* begin TASK DATA *

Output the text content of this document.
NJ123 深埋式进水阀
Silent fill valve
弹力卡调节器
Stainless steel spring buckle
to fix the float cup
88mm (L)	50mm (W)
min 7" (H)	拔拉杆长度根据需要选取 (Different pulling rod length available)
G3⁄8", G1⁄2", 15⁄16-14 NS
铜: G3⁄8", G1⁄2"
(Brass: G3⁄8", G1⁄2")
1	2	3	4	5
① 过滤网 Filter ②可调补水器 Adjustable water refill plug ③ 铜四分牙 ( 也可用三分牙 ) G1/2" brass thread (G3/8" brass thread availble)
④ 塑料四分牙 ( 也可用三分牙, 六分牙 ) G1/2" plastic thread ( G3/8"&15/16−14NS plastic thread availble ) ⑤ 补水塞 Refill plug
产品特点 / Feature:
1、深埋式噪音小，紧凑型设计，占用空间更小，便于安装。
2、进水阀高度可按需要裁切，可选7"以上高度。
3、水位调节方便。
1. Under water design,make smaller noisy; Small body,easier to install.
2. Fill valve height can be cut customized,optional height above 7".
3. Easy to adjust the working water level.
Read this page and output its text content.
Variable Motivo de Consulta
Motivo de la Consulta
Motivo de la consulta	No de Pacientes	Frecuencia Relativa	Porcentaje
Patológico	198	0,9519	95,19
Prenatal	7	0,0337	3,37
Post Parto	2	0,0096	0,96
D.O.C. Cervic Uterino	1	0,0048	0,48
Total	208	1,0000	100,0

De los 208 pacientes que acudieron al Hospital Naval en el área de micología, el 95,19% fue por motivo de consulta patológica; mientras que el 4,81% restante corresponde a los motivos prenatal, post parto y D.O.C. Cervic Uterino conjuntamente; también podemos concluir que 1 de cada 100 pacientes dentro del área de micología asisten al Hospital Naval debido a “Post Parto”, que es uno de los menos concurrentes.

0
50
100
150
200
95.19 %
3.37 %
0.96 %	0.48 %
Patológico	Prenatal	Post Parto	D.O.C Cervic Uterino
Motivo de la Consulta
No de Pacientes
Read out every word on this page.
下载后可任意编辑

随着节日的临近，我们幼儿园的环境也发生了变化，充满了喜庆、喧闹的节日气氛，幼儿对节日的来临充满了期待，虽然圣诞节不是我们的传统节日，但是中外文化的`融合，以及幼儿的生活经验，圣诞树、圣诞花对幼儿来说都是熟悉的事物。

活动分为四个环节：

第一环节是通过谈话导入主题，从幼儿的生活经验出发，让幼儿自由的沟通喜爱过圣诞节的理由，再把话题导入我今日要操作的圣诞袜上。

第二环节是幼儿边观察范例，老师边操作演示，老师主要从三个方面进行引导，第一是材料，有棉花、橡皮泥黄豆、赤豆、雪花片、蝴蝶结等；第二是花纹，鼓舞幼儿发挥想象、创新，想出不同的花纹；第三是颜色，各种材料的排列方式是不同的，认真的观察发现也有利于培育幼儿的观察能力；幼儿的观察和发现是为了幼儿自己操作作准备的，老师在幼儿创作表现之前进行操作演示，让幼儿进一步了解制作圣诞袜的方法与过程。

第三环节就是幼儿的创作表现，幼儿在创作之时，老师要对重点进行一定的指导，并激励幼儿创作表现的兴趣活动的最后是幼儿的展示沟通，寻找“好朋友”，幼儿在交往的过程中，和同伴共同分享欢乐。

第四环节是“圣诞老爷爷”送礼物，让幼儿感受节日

* end TASK DATA *

*PROBLEM DESCRIPTION:* Quote each line of the listing above exactly.

*ANSWER FOR THE TASK:*
Output the text content of this document.
NJ123 深埋式进水阀
Silent fill valve
弹力卡调节器
Stainless steel spring buckle
to fix the float cup
88mm (L)	50mm (W)
min 7" (H)	拔拉杆长度根据需要选取 (Different pulling rod length available)
G3⁄8", G1⁄2", 15⁄16-14 NS
铜: G3⁄8", G1⁄2"
(Brass: G3⁄8", G1⁄2")
1	2	3	4	5
① 过滤网 Filter ②可调补水器 Adjustable water refill plug ③ 铜四分牙 ( 也可用三分牙 ) G1/2" brass thread (G3/8" brass thread availble)
④ 塑料四分牙 ( 也可用三分牙, 六分牙 ) G1/2" plastic thread ( G3/8"&15/16−14NS plastic thread availble ) ⑤ 补水塞 Refill plug
产品特点 / Feature:
1、深埋式噪音小，紧凑型设计，占用空间更小，便于安装。
2、进水阀高度可按需要裁切，可选7"以上高度。
3、水位调节方便。
1. Under water design,make smaller noisy; Small body,easier to install.
2. Fill valve height can be cut customized,optional height above 7".
3. Easy to adjust the working water level.
Read this page and output its text content.
Variable Motivo de Consulta
Motivo de la Consulta
Motivo de la consulta	No de Pacientes	Frecuencia Relativa	Porcentaje
Patológico	198	0,9519	95,19
Prenatal	7	0,0337	3,37
Post Parto	2	0,0096	0,96
D.O.C. Cervic Uterino	1	0,0048	0,48
Total	208	1,0000	100,0

De los 208 pacientes que acudieron al Hospital Naval en el área de micología, el 95,19% fue por motivo de consulta patológica; mientras que el 4,81% restante corresponde a los motivos prenatal, post parto y D.O.C. Cervic Uterino conjuntamente; también podemos concluir que 1 de cada 100 pacientes dentro del área de micología asisten al Hospital Naval debido a “Post Parto”, que es uno de los menos concurrentes.

0
50
100
150
200
95.19 %
3.37 %
0.96 %	0.48 %
Patológico	Prenatal	Post Parto	D.O.C Cervic Uterino
Motivo de la Consulta
No de Pacientes
Read out every word on this page.
下载后可任意编辑

随着节日的临近，我们幼儿园的环境也发生了变化，充满了喜庆、喧闹的节日气氛，幼儿对节日的来临充满了期待，虽然圣诞节不是我们的传统节日，但是中外文化的`融合，以及幼儿的生活经验，圣诞树、圣诞花对幼儿来说都是熟悉的事物。

活动分为四个环节：

第一环节是通过谈话导入主题，从幼儿的生活经验出发，让幼儿自由的沟通喜爱过圣诞节的理由，再把话题导入我今日要操作的圣诞袜上。

第二环节是幼儿边观察范例，老师边操作演示，老师主要从三个方面进行引导，第一是材料，有棉花、橡皮泥黄豆、赤豆、雪花片、蝴蝶结等；第二是花纹，鼓舞幼儿发挥想象、创新，想出不同的花纹；第三是颜色，各种材料的排列方式是不同的，认真的观察发现也有利于培育幼儿的观察能力；幼儿的观察和发现是为了幼儿自己操作作准备的，老师在幼儿创作表现之前进行操作演示，让幼儿进一步了解制作圣诞袜的方法与过程。

第三环节就是幼儿的创作表现，幼儿在创作之时，老师要对重点进行一定的指导，并激励幼儿创作表现的兴趣活动的最后是幼儿的展示沟通，寻找“好朋友”，幼儿在交往的过程中，和同伴共同分享欢乐。

第四环节是“圣诞老爷爷”送礼物，让幼儿感受节日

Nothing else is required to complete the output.